## Aim of the task
Determine how many lines of the entries contain "Education". Reply with that number alone.

↓↓↓

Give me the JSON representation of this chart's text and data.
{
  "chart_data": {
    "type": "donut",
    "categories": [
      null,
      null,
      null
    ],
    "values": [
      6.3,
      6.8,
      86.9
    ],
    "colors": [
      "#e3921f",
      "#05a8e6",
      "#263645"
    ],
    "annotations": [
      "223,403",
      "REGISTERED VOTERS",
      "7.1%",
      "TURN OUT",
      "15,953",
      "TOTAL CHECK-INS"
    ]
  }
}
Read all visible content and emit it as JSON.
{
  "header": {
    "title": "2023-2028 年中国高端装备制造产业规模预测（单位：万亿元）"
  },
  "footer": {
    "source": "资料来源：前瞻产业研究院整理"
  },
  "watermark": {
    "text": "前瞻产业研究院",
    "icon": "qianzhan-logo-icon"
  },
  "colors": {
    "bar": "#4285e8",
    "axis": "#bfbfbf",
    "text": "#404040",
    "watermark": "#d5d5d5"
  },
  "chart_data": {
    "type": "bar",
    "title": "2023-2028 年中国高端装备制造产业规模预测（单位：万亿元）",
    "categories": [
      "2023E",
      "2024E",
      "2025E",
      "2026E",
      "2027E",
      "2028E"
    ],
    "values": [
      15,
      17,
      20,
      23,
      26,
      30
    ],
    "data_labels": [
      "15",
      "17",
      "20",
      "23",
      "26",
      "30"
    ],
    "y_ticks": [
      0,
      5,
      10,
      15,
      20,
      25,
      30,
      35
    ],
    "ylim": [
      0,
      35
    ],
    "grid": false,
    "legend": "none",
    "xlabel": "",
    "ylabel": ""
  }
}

↑↑↑
↓↓↓

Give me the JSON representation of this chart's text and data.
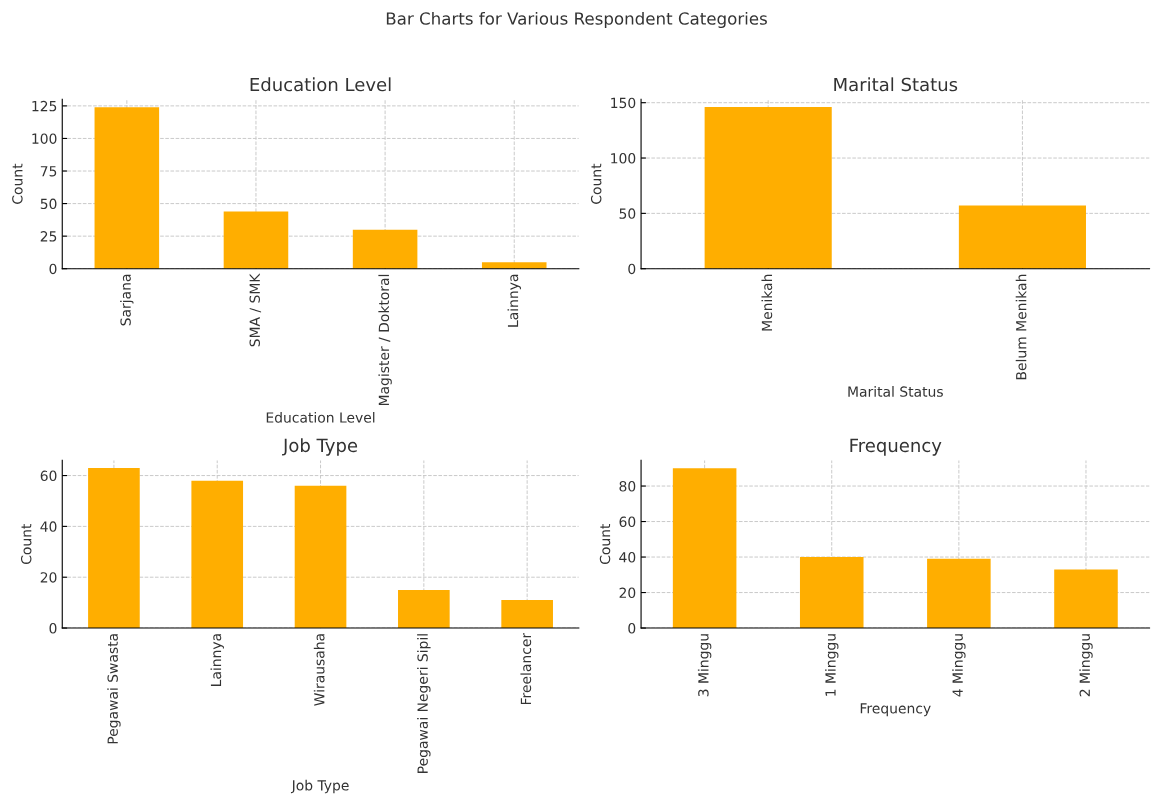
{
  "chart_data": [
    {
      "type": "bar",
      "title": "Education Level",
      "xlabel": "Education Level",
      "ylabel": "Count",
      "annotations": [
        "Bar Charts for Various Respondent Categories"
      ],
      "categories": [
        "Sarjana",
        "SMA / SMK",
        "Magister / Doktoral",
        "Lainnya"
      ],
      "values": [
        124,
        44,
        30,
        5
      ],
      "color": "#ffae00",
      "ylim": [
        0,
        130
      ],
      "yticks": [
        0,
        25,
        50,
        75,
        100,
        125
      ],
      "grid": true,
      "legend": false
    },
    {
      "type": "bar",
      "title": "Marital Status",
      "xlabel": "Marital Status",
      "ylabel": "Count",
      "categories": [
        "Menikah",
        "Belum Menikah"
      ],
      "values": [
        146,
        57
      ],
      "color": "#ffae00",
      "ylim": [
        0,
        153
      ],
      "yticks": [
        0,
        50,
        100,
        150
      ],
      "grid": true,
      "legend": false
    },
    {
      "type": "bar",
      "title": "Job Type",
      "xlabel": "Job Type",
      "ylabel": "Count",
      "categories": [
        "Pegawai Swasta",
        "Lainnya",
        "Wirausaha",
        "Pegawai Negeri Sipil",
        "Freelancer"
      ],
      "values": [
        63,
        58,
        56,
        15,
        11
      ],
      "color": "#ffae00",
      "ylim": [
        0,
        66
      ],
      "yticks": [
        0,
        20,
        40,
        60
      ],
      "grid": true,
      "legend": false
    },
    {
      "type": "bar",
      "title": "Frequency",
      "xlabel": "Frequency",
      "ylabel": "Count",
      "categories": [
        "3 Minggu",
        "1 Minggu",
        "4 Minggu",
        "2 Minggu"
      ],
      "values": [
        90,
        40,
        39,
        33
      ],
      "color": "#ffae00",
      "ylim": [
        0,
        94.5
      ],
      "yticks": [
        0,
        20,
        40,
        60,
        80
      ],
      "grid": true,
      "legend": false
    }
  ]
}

↑↑↑

## The output
2